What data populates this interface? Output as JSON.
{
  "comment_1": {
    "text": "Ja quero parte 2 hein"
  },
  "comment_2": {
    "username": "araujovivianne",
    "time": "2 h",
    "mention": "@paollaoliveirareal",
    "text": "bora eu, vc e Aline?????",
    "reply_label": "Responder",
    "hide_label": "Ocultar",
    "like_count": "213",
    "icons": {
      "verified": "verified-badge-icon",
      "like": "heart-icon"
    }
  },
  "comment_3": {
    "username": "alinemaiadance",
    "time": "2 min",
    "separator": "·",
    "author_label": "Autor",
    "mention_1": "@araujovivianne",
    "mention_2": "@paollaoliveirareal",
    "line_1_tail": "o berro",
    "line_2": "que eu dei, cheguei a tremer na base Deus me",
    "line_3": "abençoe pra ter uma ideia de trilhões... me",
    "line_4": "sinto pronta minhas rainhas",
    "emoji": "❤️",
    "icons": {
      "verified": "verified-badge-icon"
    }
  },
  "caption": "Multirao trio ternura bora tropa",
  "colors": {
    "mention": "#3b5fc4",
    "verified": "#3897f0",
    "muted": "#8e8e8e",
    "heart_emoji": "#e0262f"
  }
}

----------------------------------------

■ STATED PROBLEM
Above are some records. Print them all exactly.

■ EXERCISE OUTPUT
What data populates this interface? Output as JSON.
{
  "comment_1": {
    "text": "Ja quero parte 2 hein"
  },
  "comment_2": {
    "username": "araujovivianne",
    "time": "2 h",
    "mention": "@paollaoliveirareal",
    "text": "bora eu, vc e Aline?????",
    "reply_label": "Responder",
    "hide_label": "Ocultar",
    "like_count": "213",
    "icons": {
      "verified": "verified-badge-icon",
      "like": "heart-icon"
    }
  },
  "comment_3": {
    "username": "alinemaiadance",
    "time": "2 min",
    "separator": "·",
    "author_label": "Autor",
    "mention_1": "@araujovivianne",
    "mention_2": "@paollaoliveirareal",
    "line_1_tail": "o berro",
    "line_2": "que eu dei, cheguei a tremer na base Deus me",
    "line_3": "abençoe pra ter uma ideia de trilhões... me",
    "line_4": "sinto pronta minhas rainhas",
    "emoji": "❤️",
    "icons": {
      "verified": "verified-badge-icon"
    }
  },
  "caption": "Multirao trio ternura bora tropa",
  "colors": {
    "mention": "#3b5fc4",
    "verified": "#3897f0",
    "muted": "#8e8e8e",
    "heart_emoji": "#e0262f"
  }
}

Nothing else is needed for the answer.